- [Data for this exercise]:

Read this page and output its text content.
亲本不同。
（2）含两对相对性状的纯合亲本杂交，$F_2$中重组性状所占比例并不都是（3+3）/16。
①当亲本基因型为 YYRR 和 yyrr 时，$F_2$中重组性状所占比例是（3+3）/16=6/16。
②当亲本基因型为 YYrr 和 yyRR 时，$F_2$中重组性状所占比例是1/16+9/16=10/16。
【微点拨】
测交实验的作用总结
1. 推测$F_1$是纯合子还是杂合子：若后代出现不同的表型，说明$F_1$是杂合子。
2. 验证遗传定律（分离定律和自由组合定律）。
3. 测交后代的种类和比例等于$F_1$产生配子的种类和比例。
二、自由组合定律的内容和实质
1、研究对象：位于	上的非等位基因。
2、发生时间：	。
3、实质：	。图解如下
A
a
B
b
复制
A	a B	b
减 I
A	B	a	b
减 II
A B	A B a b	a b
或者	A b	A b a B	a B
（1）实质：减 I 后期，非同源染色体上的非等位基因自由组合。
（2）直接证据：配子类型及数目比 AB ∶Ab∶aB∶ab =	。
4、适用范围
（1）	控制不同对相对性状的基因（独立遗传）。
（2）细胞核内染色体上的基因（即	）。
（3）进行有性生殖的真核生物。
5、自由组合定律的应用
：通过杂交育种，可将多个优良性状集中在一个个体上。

- [Set task]: Extract each entry in full, exactly as given.

- [Exercise answer]:
Read this page and output its text content.
亲本不同。
（2）含两对相对性状的纯合亲本杂交，$F_2$中重组性状所占比例并不都是（3+3）/16。
①当亲本基因型为 YYRR 和 yyrr 时，$F_2$中重组性状所占比例是（3+3）/16=6/16。
②当亲本基因型为 YYrr 和 yyRR 时，$F_2$中重组性状所占比例是1/16+9/16=10/16。
【微点拨】
测交实验的作用总结
1. 推测$F_1$是纯合子还是杂合子：若后代出现不同的表型，说明$F_1$是杂合子。
2. 验证遗传定律（分离定律和自由组合定律）。
3. 测交后代的种类和比例等于$F_1$产生配子的种类和比例。
二、自由组合定律的内容和实质
1、研究对象：位于	上的非等位基因。
2、发生时间：	。
3、实质：	。图解如下
A
a
B
b
复制
A	a B	b
减 I
A	B	a	b
减 II
A B	A B a b	a b
或者	A b	A b a B	a B
（1）实质：减 I 后期，非同源染色体上的非等位基因自由组合。
（2）直接证据：配子类型及数目比 AB ∶Ab∶aB∶ab =	。
4、适用范围
（1）	控制不同对相对性状的基因（独立遗传）。
（2）细胞核内染色体上的基因（即	）。
（3）进行有性生殖的真核生物。
5、自由组合定律的应用
：通过杂交育种，可将多个优良性状集中在一个个体上。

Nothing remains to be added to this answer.